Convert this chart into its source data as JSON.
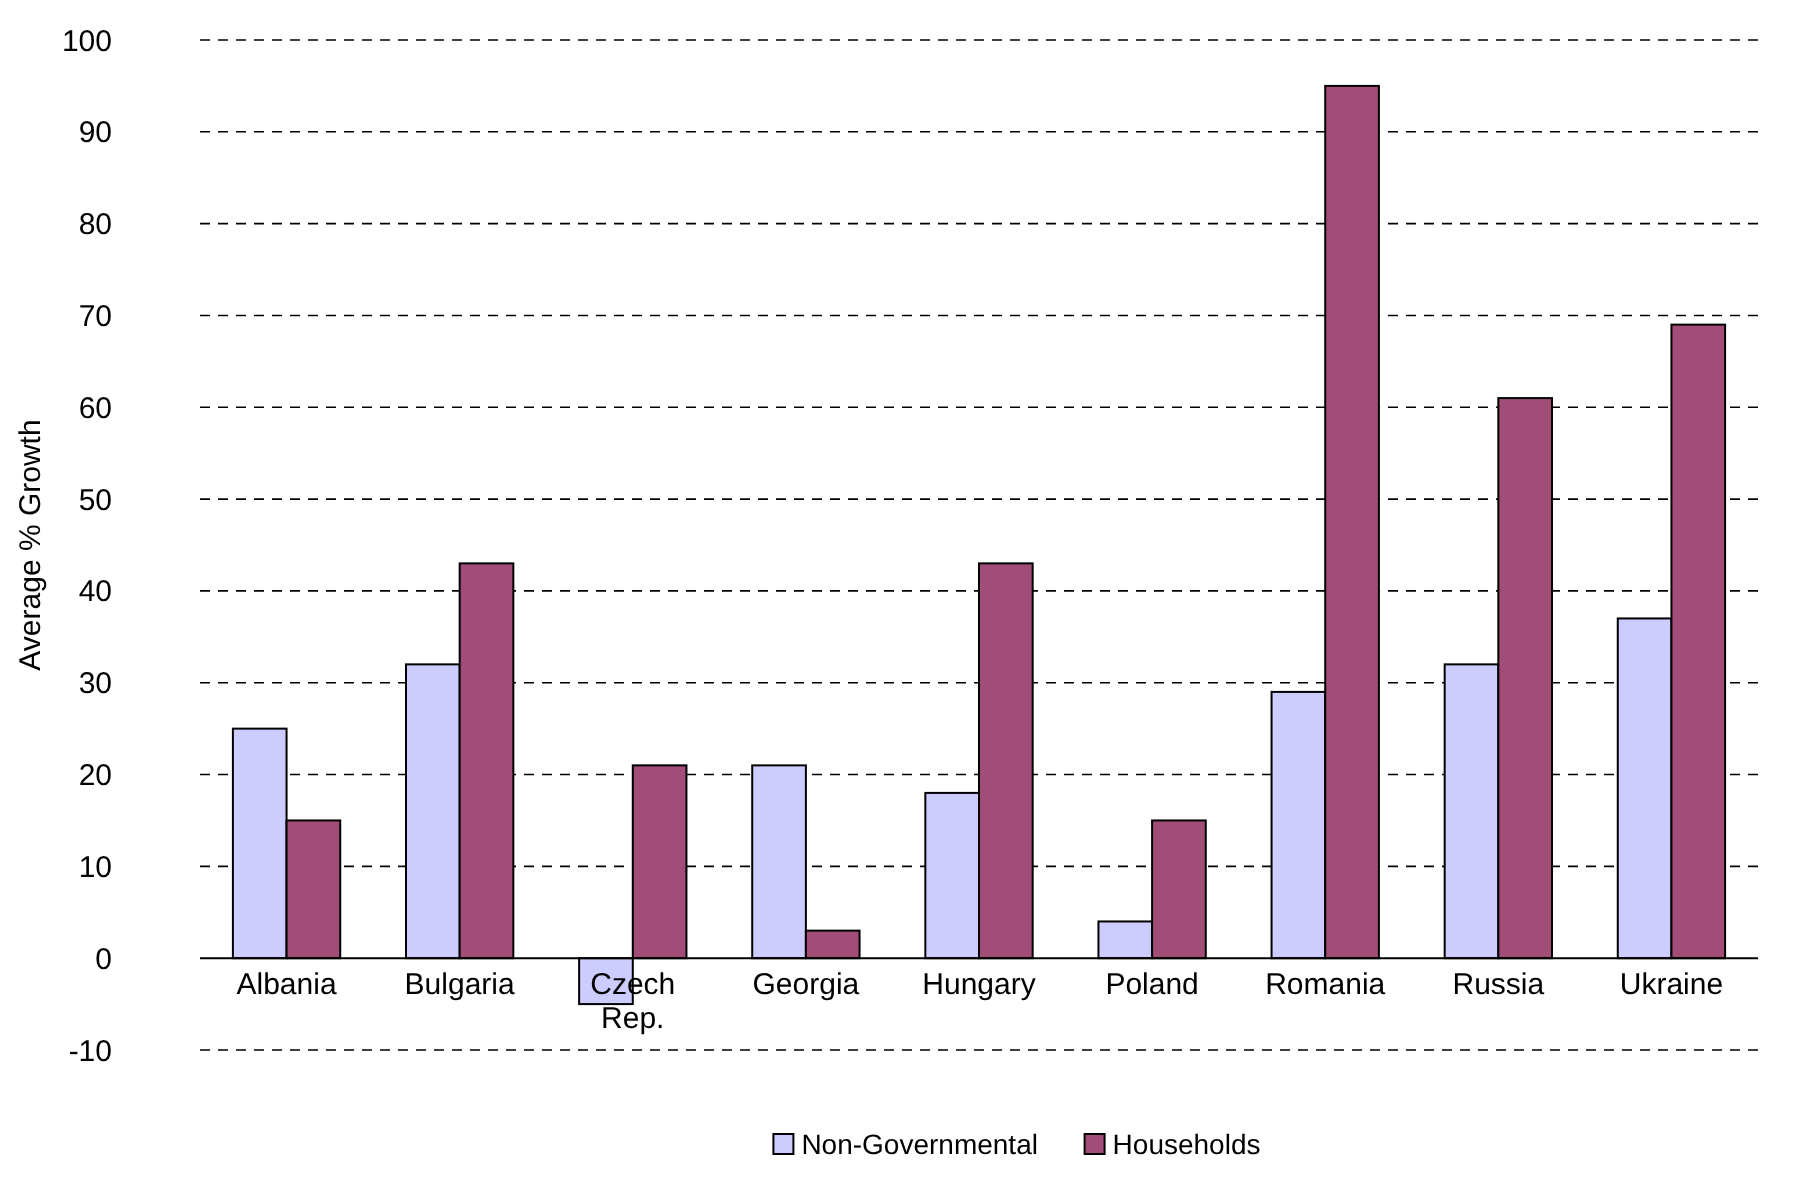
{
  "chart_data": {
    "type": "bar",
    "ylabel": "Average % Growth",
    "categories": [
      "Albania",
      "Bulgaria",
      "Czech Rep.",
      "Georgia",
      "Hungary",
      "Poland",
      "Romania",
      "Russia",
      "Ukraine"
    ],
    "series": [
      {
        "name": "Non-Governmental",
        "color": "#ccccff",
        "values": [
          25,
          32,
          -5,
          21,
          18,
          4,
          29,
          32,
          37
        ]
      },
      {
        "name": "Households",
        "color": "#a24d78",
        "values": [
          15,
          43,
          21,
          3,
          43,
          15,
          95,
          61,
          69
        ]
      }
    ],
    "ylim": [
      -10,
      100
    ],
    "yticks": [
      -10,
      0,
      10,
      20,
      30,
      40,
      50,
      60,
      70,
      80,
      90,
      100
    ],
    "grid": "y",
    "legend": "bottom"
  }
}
....
- **EXERCISE PROMPT**
Except for the pictures, reproduce every line exactly.

- **SOLUTION FOR THIS TASK**
Convert this chart into its source data as JSON.
{
  "chart_data": {
    "type": "bar",
    "ylabel": "Average % Growth",
    "categories": [
      "Albania",
      "Bulgaria",
      "Czech Rep.",
      "Georgia",
      "Hungary",
      "Poland",
      "Romania",
      "Russia",
      "Ukraine"
    ],
    "series": [
      {
        "name": "Non-Governmental",
        "color": "#ccccff",
        "values": [
          25,
          32,
          -5,
          21,
          18,
          4,
          29,
          32,
          37
        ]
      },
      {
        "name": "Households",
        "color": "#a24d78",
        "values": [
          15,
          43,
          21,
          3,
          43,
          15,
          95,
          61,
          69
        ]
      }
    ],
    "ylim": [
      -10,
      100
    ],
    "yticks": [
      -10,
      0,
      10,
      20,
      30,
      40,
      50,
      60,
      70,
      80,
      90,
      100
    ],
    "grid": "y",
    "legend": "bottom"
  }
}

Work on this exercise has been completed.